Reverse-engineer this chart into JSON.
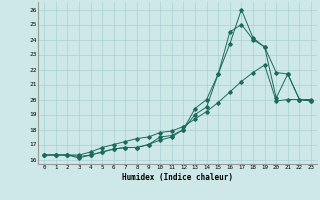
{
  "xlabel": "Humidex (Indice chaleur)",
  "ylabel": "",
  "background_color": "#cee8e8",
  "grid_color": "#aad0d0",
  "line_color": "#1a6b5a",
  "x": [
    0,
    1,
    2,
    3,
    4,
    5,
    6,
    7,
    8,
    9,
    10,
    11,
    12,
    13,
    14,
    15,
    16,
    17,
    18,
    19,
    20,
    21,
    22,
    23
  ],
  "line1": [
    16.3,
    16.3,
    16.3,
    16.2,
    16.3,
    16.5,
    16.7,
    16.8,
    16.8,
    17.0,
    17.3,
    17.5,
    18.0,
    19.0,
    19.5,
    21.7,
    23.7,
    26.0,
    24.1,
    23.5,
    20.1,
    21.7,
    20.0,
    19.9
  ],
  "line2": [
    16.3,
    16.3,
    16.3,
    16.1,
    16.3,
    16.5,
    16.7,
    16.8,
    16.8,
    17.0,
    17.5,
    17.6,
    18.0,
    19.4,
    20.0,
    21.7,
    24.5,
    25.0,
    24.0,
    23.5,
    21.8,
    21.7,
    20.0,
    19.9
  ],
  "line3": [
    16.3,
    16.3,
    16.3,
    16.3,
    16.5,
    16.8,
    17.0,
    17.2,
    17.4,
    17.5,
    17.8,
    17.9,
    18.2,
    18.7,
    19.2,
    19.8,
    20.5,
    21.2,
    21.8,
    22.3,
    19.9,
    20.0,
    20.0,
    20.0
  ],
  "xlim": [
    -0.5,
    23.5
  ],
  "ylim": [
    15.7,
    26.5
  ],
  "yticks": [
    16,
    17,
    18,
    19,
    20,
    21,
    22,
    23,
    24,
    25,
    26
  ],
  "xticks": [
    0,
    1,
    2,
    3,
    4,
    5,
    6,
    7,
    8,
    9,
    10,
    11,
    12,
    13,
    14,
    15,
    16,
    17,
    18,
    19,
    20,
    21,
    22,
    23
  ]
}
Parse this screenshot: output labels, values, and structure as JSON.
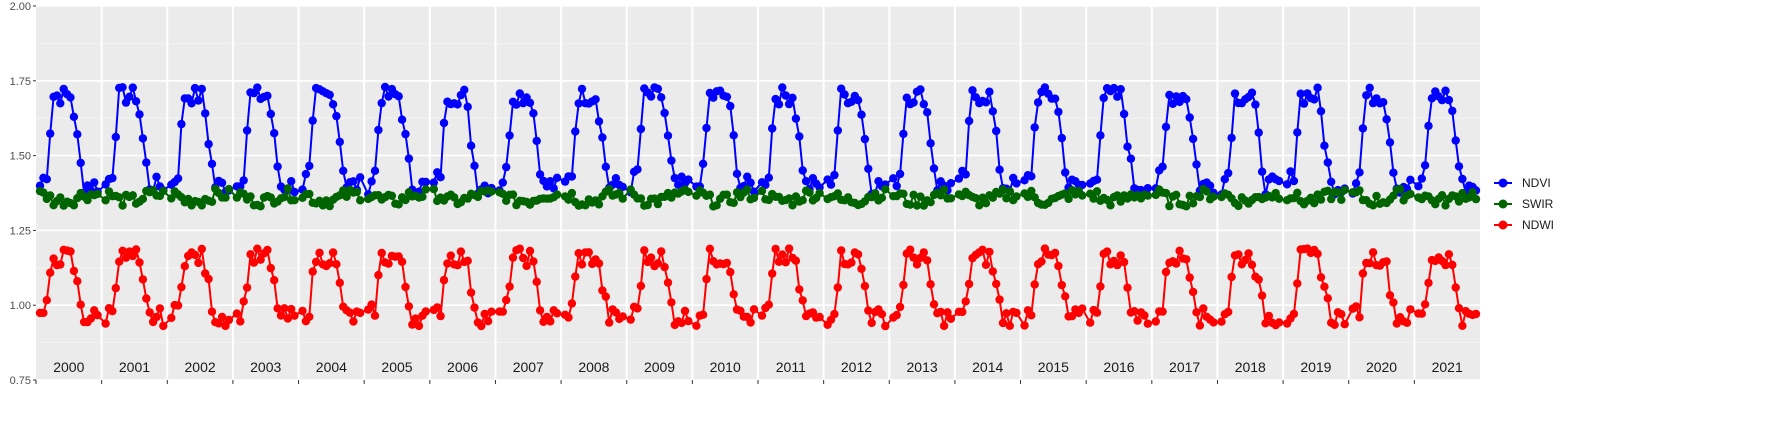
{
  "chart_data": {
    "type": "line",
    "title": "",
    "xlabel": "",
    "ylabel": "",
    "ylim": [
      0.75,
      2.0
    ],
    "yticks": [
      "0.75",
      "1.00",
      "1.25",
      "1.50",
      "1.75",
      "2.00"
    ],
    "facets": [
      "2000",
      "2001",
      "2002",
      "2003",
      "2004",
      "2005",
      "2006",
      "2007",
      "2008",
      "2009",
      "2010",
      "2011",
      "2012",
      "2013",
      "2014",
      "2015",
      "2016",
      "2017",
      "2018",
      "2019",
      "2020",
      "2021"
    ],
    "grid": true,
    "legend_position": "right",
    "series": [
      {
        "name": "NDVI",
        "color": "#0000ff",
        "base": 1.4,
        "peak": 1.7,
        "noise": 0.03
      },
      {
        "name": "SWIR",
        "color": "#006400",
        "base": 1.37,
        "peak": 1.35,
        "noise": 0.02
      },
      {
        "name": "NDWI",
        "color": "#ff0000",
        "base": 0.96,
        "peak": 1.16,
        "noise": 0.03
      }
    ]
  }
}
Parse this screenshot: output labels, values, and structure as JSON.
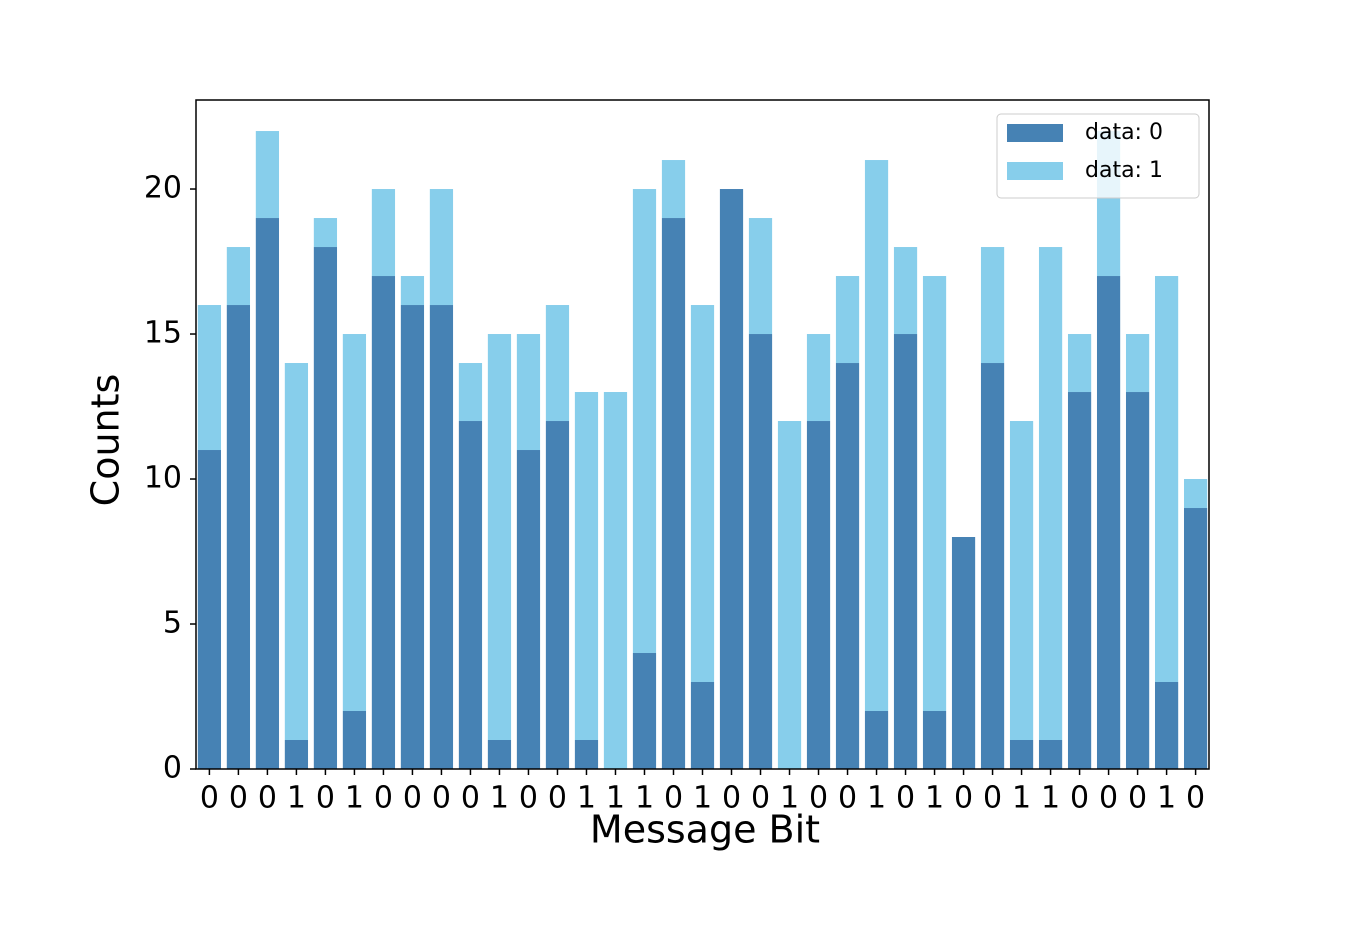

§ What the task asks
Without including any pictures, please restate all the records exactly.

§ Task solution
Reverse-engineer this chart into JSON.
{
  "xlabel": "Humidex (Indice chaleur)",
  "ylabel": "",
  "background_color": "#cee8e8",
  "grid_color": "#aad0d0",
  "line_color": "#1a6b5a",
  "x": [
    0,
    1,
    2,
    3,
    4,
    5,
    6,
    7,
    8,
    9,
    10,
    11,
    12,
    13,
    14,
    15,
    16,
    17,
    18,
    19,
    20,
    21,
    22,
    23
  ],
  "line1": [
    16.3,
    16.3,
    16.3,
    16.2,
    16.3,
    16.5,
    16.7,
    16.8,
    16.8,
    17.0,
    17.3,
    17.5,
    18.0,
    19.0,
    19.5,
    21.7,
    23.7,
    26.0,
    24.1,
    23.5,
    20.1,
    21.7,
    20.0,
    19.9
  ],
  "line2": [
    16.3,
    16.3,
    16.3,
    16.1,
    16.3,
    16.5,
    16.7,
    16.8,
    16.8,
    17.0,
    17.5,
    17.6,
    18.0,
    19.4,
    20.0,
    21.7,
    24.5,
    25.0,
    24.0,
    23.5,
    21.8,
    21.7,
    20.0,
    19.9
  ],
  "line3": [
    16.3,
    16.3,
    16.3,
    16.3,
    16.5,
    16.8,
    17.0,
    17.2,
    17.4,
    17.5,
    17.8,
    17.9,
    18.2,
    18.7,
    19.2,
    19.8,
    20.5,
    21.2,
    21.8,
    22.3,
    19.9,
    20.0,
    20.0,
    20.0
  ],
  "xlim": [
    -0.5,
    23.5
  ],
  "ylim": [
    15.7,
    26.5
  ],
  "yticks": [
    16,
    17,
    18,
    19,
    20,
    21,
    22,
    23,
    24,
    25,
    26
  ],
  "xticks": [
    0,
    1,
    2,
    3,
    4,
    5,
    6,
    7,
    8,
    9,
    10,
    11,
    12,
    13,
    14,
    15,
    16,
    17,
    18,
    19,
    20,
    21,
    22,
    23
  ]
}
Parse this screenshot: output labels, values, and structure as JSON.
{
  "chart_data": {
    "type": "line",
    "title": "",
    "xlabel": "",
    "ylabel": "",
    "ylim": [
      0.75,
      2.0
    ],
    "yticks": [
      "0.75",
      "1.00",
      "1.25",
      "1.50",
      "1.75",
      "2.00"
    ],
    "facets": [
      "2000",
      "2001",
      "2002",
      "2003",
      "2004",
      "2005",
      "2006",
      "2007",
      "2008",
      "2009",
      "2010",
      "2011",
      "2012",
      "2013",
      "2014",
      "2015",
      "2016",
      "2017",
      "2018",
      "2019",
      "2020",
      "2021"
    ],
    "grid": true,
    "legend_position": "right",
    "series": [
      {
        "name": "NDVI",
        "color": "#0000ff",
        "base": 1.4,
        "peak": 1.7,
        "noise": 0.03
      },
      {
        "name": "SWIR",
        "color": "#006400",
        "base": 1.37,
        "peak": 1.35,
        "noise": 0.02
      },
      {
        "name": "NDWI",
        "color": "#ff0000",
        "base": 0.96,
        "peak": 1.16,
        "noise": 0.03
      }
    ]
  }
}
Parse this screenshot: output labels, values, and structure as JSON.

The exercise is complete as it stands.